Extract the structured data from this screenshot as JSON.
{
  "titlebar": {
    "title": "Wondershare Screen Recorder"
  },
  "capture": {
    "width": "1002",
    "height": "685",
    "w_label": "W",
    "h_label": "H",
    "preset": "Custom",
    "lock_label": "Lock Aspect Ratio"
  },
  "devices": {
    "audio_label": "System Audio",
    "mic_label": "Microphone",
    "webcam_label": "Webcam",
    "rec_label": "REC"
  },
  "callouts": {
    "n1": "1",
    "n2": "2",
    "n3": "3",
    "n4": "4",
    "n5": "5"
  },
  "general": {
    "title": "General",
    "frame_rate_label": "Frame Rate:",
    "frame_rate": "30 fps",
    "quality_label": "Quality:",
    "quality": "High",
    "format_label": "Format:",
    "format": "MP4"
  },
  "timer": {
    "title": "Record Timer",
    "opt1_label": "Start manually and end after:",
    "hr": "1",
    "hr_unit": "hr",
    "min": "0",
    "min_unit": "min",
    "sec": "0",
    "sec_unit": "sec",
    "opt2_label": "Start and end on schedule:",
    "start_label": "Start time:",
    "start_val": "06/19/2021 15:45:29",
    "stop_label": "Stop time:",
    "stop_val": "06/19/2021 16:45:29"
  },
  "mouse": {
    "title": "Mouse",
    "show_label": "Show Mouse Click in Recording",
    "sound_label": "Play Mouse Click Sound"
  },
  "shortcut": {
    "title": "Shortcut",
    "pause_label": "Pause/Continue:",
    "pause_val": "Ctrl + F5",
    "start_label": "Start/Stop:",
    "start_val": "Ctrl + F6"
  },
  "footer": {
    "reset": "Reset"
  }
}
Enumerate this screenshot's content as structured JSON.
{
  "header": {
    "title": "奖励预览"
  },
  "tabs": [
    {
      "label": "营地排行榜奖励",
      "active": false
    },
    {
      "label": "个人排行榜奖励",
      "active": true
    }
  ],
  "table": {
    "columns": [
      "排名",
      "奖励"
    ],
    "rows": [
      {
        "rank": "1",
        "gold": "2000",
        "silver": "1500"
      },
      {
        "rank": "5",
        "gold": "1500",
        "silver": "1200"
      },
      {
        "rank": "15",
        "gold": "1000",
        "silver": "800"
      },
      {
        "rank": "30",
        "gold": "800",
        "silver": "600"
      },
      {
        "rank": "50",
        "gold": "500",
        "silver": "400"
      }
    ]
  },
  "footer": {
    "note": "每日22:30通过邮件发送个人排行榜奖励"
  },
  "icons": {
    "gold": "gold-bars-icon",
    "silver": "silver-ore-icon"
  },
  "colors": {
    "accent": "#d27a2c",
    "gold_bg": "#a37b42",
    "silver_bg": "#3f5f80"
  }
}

━━━━━━━━━━

Set task:
For the entries shown above, give the number of lines that include the word "Click", without any other text.

Task result:
2